--- Begin SUPPLIED RECORDS ---

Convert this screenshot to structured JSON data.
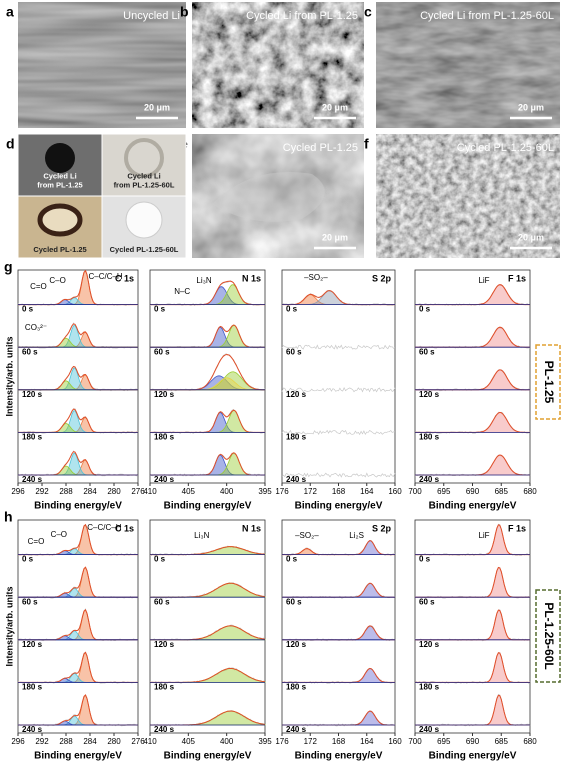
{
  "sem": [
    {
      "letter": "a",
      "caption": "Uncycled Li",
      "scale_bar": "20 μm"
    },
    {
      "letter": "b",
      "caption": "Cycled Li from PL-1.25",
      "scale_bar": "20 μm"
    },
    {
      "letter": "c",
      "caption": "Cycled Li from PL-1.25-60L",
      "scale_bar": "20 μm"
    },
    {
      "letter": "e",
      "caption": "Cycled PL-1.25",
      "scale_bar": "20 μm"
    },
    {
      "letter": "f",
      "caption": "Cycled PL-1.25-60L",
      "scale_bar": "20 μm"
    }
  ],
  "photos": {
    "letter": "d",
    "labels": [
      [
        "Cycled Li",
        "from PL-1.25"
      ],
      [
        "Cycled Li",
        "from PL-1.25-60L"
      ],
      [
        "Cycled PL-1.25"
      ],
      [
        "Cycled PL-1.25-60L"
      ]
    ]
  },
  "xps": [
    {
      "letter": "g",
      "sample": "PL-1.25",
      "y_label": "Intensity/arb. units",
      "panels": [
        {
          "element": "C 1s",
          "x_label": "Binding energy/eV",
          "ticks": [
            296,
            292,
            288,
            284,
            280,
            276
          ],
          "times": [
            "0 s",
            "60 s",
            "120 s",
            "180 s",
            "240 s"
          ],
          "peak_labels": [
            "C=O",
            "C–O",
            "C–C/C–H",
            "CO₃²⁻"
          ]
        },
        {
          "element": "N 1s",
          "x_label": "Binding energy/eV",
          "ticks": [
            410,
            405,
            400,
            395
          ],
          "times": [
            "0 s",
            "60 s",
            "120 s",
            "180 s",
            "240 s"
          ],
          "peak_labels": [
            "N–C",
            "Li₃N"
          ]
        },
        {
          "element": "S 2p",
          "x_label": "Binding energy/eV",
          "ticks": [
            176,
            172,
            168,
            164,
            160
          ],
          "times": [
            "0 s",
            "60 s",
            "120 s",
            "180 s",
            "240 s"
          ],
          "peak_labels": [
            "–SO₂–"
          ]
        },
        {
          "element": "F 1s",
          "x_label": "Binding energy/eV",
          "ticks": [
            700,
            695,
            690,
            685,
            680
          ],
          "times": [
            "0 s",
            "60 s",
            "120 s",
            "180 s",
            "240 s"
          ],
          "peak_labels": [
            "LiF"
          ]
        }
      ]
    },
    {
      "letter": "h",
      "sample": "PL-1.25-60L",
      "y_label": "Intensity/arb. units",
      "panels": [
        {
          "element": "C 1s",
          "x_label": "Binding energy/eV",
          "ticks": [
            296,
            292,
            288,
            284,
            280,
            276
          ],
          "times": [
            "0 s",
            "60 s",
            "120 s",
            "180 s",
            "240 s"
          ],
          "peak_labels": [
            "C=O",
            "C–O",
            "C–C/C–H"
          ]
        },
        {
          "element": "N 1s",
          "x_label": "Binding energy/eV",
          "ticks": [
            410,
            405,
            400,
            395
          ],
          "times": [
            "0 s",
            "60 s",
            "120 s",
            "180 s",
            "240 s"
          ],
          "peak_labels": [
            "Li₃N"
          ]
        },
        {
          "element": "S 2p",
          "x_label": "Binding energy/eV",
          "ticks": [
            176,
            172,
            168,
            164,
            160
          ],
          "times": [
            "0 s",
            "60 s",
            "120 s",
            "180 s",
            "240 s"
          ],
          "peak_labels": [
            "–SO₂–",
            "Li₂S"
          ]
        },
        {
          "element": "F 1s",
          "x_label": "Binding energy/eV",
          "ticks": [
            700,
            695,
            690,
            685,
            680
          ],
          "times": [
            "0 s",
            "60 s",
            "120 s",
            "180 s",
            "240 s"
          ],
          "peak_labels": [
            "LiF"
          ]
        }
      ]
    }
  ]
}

--- End SUPPLIED RECORDS ---

## WORK REQUIRED
Transcribe every entry word for word, but omit the pictures.

## COMPLETED TASK
Convert this screenshot to structured JSON data.
{
  "sem": [
    {
      "letter": "a",
      "caption": "Uncycled Li",
      "scale_bar": "20 μm"
    },
    {
      "letter": "b",
      "caption": "Cycled Li from PL-1.25",
      "scale_bar": "20 μm"
    },
    {
      "letter": "c",
      "caption": "Cycled Li from PL-1.25-60L",
      "scale_bar": "20 μm"
    },
    {
      "letter": "e",
      "caption": "Cycled PL-1.25",
      "scale_bar": "20 μm"
    },
    {
      "letter": "f",
      "caption": "Cycled PL-1.25-60L",
      "scale_bar": "20 μm"
    }
  ],
  "photos": {
    "letter": "d",
    "labels": [
      [
        "Cycled Li",
        "from PL-1.25"
      ],
      [
        "Cycled Li",
        "from PL-1.25-60L"
      ],
      [
        "Cycled PL-1.25"
      ],
      [
        "Cycled PL-1.25-60L"
      ]
    ]
  },
  "xps": [
    {
      "letter": "g",
      "sample": "PL-1.25",
      "y_label": "Intensity/arb. units",
      "panels": [
        {
          "element": "C 1s",
          "x_label": "Binding energy/eV",
          "ticks": [
            296,
            292,
            288,
            284,
            280,
            276
          ],
          "times": [
            "0 s",
            "60 s",
            "120 s",
            "180 s",
            "240 s"
          ],
          "peak_labels": [
            "C=O",
            "C–O",
            "C–C/C–H",
            "CO₃²⁻"
          ]
        },
        {
          "element": "N 1s",
          "x_label": "Binding energy/eV",
          "ticks": [
            410,
            405,
            400,
            395
          ],
          "times": [
            "0 s",
            "60 s",
            "120 s",
            "180 s",
            "240 s"
          ],
          "peak_labels": [
            "N–C",
            "Li₃N"
          ]
        },
        {
          "element": "S 2p",
          "x_label": "Binding energy/eV",
          "ticks": [
            176,
            172,
            168,
            164,
            160
          ],
          "times": [
            "0 s",
            "60 s",
            "120 s",
            "180 s",
            "240 s"
          ],
          "peak_labels": [
            "–SO₂–"
          ]
        },
        {
          "element": "F 1s",
          "x_label": "Binding energy/eV",
          "ticks": [
            700,
            695,
            690,
            685,
            680
          ],
          "times": [
            "0 s",
            "60 s",
            "120 s",
            "180 s",
            "240 s"
          ],
          "peak_labels": [
            "LiF"
          ]
        }
      ]
    },
    {
      "letter": "h",
      "sample": "PL-1.25-60L",
      "y_label": "Intensity/arb. units",
      "panels": [
        {
          "element": "C 1s",
          "x_label": "Binding energy/eV",
          "ticks": [
            296,
            292,
            288,
            284,
            280,
            276
          ],
          "times": [
            "0 s",
            "60 s",
            "120 s",
            "180 s",
            "240 s"
          ],
          "peak_labels": [
            "C=O",
            "C–O",
            "C–C/C–H"
          ]
        },
        {
          "element": "N 1s",
          "x_label": "Binding energy/eV",
          "ticks": [
            410,
            405,
            400,
            395
          ],
          "times": [
            "0 s",
            "60 s",
            "120 s",
            "180 s",
            "240 s"
          ],
          "peak_labels": [
            "Li₃N"
          ]
        },
        {
          "element": "S 2p",
          "x_label": "Binding energy/eV",
          "ticks": [
            176,
            172,
            168,
            164,
            160
          ],
          "times": [
            "0 s",
            "60 s",
            "120 s",
            "180 s",
            "240 s"
          ],
          "peak_labels": [
            "–SO₂–",
            "Li₂S"
          ]
        },
        {
          "element": "F 1s",
          "x_label": "Binding energy/eV",
          "ticks": [
            700,
            695,
            690,
            685,
            680
          ],
          "times": [
            "0 s",
            "60 s",
            "120 s",
            "180 s",
            "240 s"
          ],
          "peak_labels": [
            "LiF"
          ]
        }
      ]
    }
  ]
}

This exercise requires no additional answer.